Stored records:
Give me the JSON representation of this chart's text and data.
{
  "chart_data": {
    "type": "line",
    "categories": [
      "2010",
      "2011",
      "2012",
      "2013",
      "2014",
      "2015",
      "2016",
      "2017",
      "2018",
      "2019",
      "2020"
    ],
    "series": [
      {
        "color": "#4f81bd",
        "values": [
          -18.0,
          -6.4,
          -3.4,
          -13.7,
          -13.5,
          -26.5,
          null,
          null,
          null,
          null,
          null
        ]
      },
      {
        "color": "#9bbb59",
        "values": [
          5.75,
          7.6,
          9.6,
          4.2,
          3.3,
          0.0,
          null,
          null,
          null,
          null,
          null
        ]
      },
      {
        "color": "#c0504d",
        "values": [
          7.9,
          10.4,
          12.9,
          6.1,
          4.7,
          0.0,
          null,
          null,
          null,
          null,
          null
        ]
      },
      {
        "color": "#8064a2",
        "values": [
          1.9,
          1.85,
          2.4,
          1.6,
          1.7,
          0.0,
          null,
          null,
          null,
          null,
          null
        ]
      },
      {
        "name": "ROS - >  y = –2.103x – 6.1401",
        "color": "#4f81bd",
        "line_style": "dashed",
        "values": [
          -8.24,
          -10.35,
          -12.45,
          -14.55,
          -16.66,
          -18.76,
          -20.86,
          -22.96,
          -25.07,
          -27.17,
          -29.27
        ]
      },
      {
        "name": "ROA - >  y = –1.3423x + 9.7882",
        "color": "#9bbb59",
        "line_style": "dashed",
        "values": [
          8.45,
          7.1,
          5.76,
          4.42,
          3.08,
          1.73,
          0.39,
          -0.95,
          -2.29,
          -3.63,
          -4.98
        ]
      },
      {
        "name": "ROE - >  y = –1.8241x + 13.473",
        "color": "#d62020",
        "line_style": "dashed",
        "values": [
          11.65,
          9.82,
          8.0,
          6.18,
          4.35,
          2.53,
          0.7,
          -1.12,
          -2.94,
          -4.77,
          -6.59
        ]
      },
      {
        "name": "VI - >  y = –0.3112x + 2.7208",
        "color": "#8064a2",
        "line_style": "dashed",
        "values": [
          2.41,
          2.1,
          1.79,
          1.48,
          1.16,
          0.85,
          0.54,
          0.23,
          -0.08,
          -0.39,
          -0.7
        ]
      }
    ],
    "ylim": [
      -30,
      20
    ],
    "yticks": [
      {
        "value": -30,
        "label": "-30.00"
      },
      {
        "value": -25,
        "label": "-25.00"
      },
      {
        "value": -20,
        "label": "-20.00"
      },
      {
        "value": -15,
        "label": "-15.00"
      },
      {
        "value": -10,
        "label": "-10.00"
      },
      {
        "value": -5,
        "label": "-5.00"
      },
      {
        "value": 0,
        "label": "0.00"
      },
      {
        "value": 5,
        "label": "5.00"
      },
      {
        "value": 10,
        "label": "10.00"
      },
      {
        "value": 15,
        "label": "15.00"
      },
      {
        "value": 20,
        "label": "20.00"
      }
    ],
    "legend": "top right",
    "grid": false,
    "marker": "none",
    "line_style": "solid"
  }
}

WHAT IS EXPECTED — Reproduce the material above exactly; please quote every line of it.

FINISHED ANSWER —
Give me the JSON representation of this chart's text and data.
{
  "chart_data": {
    "type": "line",
    "categories": [
      "2010",
      "2011",
      "2012",
      "2013",
      "2014",
      "2015",
      "2016",
      "2017",
      "2018",
      "2019",
      "2020"
    ],
    "series": [
      {
        "color": "#4f81bd",
        "values": [
          -18.0,
          -6.4,
          -3.4,
          -13.7,
          -13.5,
          -26.5,
          null,
          null,
          null,
          null,
          null
        ]
      },
      {
        "color": "#9bbb59",
        "values": [
          5.75,
          7.6,
          9.6,
          4.2,
          3.3,
          0.0,
          null,
          null,
          null,
          null,
          null
        ]
      },
      {
        "color": "#c0504d",
        "values": [
          7.9,
          10.4,
          12.9,
          6.1,
          4.7,
          0.0,
          null,
          null,
          null,
          null,
          null
        ]
      },
      {
        "color": "#8064a2",
        "values": [
          1.9,
          1.85,
          2.4,
          1.6,
          1.7,
          0.0,
          null,
          null,
          null,
          null,
          null
        ]
      },
      {
        "name": "ROS - >  y = –2.103x – 6.1401",
        "color": "#4f81bd",
        "line_style": "dashed",
        "values": [
          -8.24,
          -10.35,
          -12.45,
          -14.55,
          -16.66,
          -18.76,
          -20.86,
          -22.96,
          -25.07,
          -27.17,
          -29.27
        ]
      },
      {
        "name": "ROA - >  y = –1.3423x + 9.7882",
        "color": "#9bbb59",
        "line_style": "dashed",
        "values": [
          8.45,
          7.1,
          5.76,
          4.42,
          3.08,
          1.73,
          0.39,
          -0.95,
          -2.29,
          -3.63,
          -4.98
        ]
      },
      {
        "name": "ROE - >  y = –1.8241x + 13.473",
        "color": "#d62020",
        "line_style": "dashed",
        "values": [
          11.65,
          9.82,
          8.0,
          6.18,
          4.35,
          2.53,
          0.7,
          -1.12,
          -2.94,
          -4.77,
          -6.59
        ]
      },
      {
        "name": "VI - >  y = –0.3112x + 2.7208",
        "color": "#8064a2",
        "line_style": "dashed",
        "values": [
          2.41,
          2.1,
          1.79,
          1.48,
          1.16,
          0.85,
          0.54,
          0.23,
          -0.08,
          -0.39,
          -0.7
        ]
      }
    ],
    "ylim": [
      -30,
      20
    ],
    "yticks": [
      {
        "value": -30,
        "label": "-30.00"
      },
      {
        "value": -25,
        "label": "-25.00"
      },
      {
        "value": -20,
        "label": "-20.00"
      },
      {
        "value": -15,
        "label": "-15.00"
      },
      {
        "value": -10,
        "label": "-10.00"
      },
      {
        "value": -5,
        "label": "-5.00"
      },
      {
        "value": 0,
        "label": "0.00"
      },
      {
        "value": 5,
        "label": "5.00"
      },
      {
        "value": 10,
        "label": "10.00"
      },
      {
        "value": 15,
        "label": "15.00"
      },
      {
        "value": 20,
        "label": "20.00"
      }
    ],
    "legend": "top right",
    "grid": false,
    "marker": "none",
    "line_style": "solid"
  }
}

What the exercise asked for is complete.